===== RECORDS SUPPLIED =====

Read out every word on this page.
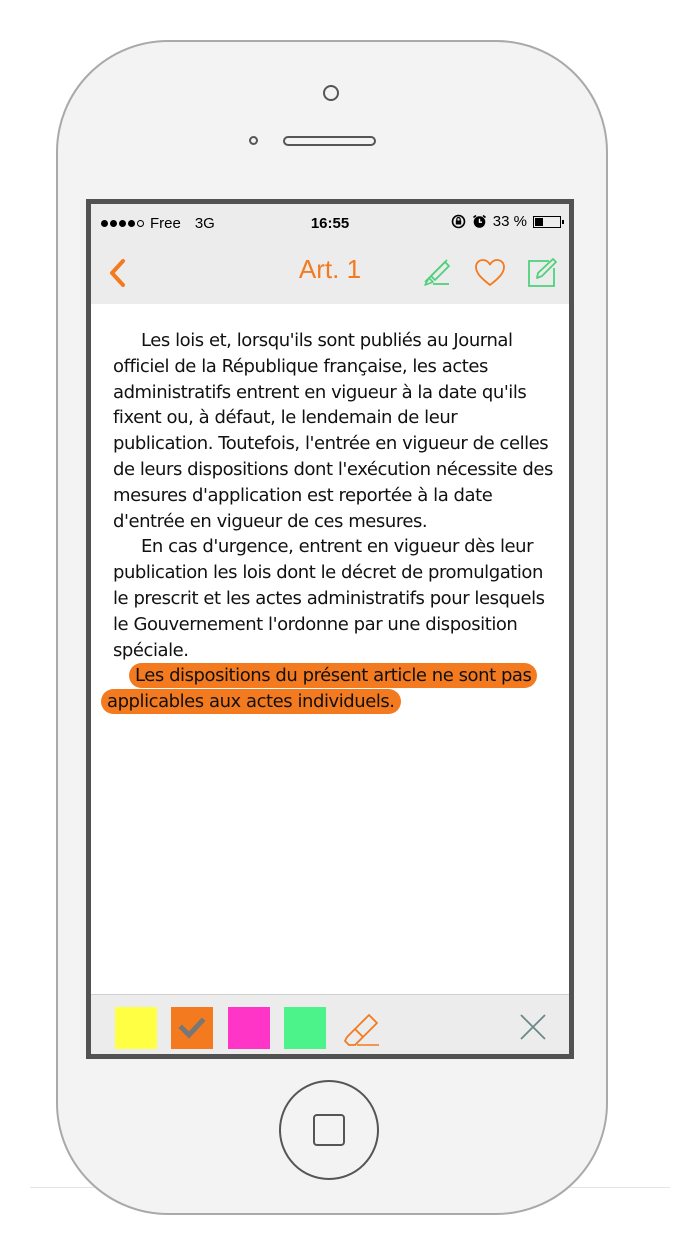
Free 3G	16:55	33 %
Art. 1

Les lois et, lorsqu'ils sont publiés au Journal officiel de la République française, les actes administratifs entrent en vigueur à la date qu'ils fixent ou, à défaut, le lendemain de leur publication. Toutefois, l'entrée en vigueur de celles de leurs dispositions dont l'exécution nécessite des mesures d'application est reportée à la date d'entrée en vigueur de ces mesures.

En cas d'urgence, entrent en vigueur dès leur publication les lois dont le décret de promulgation le prescrit et les actes administratifs pour lesquels le Gouvernement l'ordonne par une disposition spéciale.

Les dispositions du présent article ne sont pas applicables aux actes individuels.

=====

Reproduce all of the entries word for word, skipping any pictures they hold.

WRITTEN SOLUTION.
Read out every word on this page.
Free 3G	16:55	33 %
Art. 1

Les lois et, lorsqu'ils sont publiés au Journal officiel de la République française, les actes administratifs entrent en vigueur à la date qu'ils fixent ou, à défaut, le lendemain de leur publication. Toutefois, l'entrée en vigueur de celles de leurs dispositions dont l'exécution nécessite des mesures d'application est reportée à la date d'entrée en vigueur de ces mesures.

En cas d'urgence, entrent en vigueur dès leur publication les lois dont le décret de promulgation le prescrit et les actes administratifs pour lesquels le Gouvernement l'ordonne par une disposition spéciale.

Les dispositions du présent article ne sont pas applicables aux actes individuels.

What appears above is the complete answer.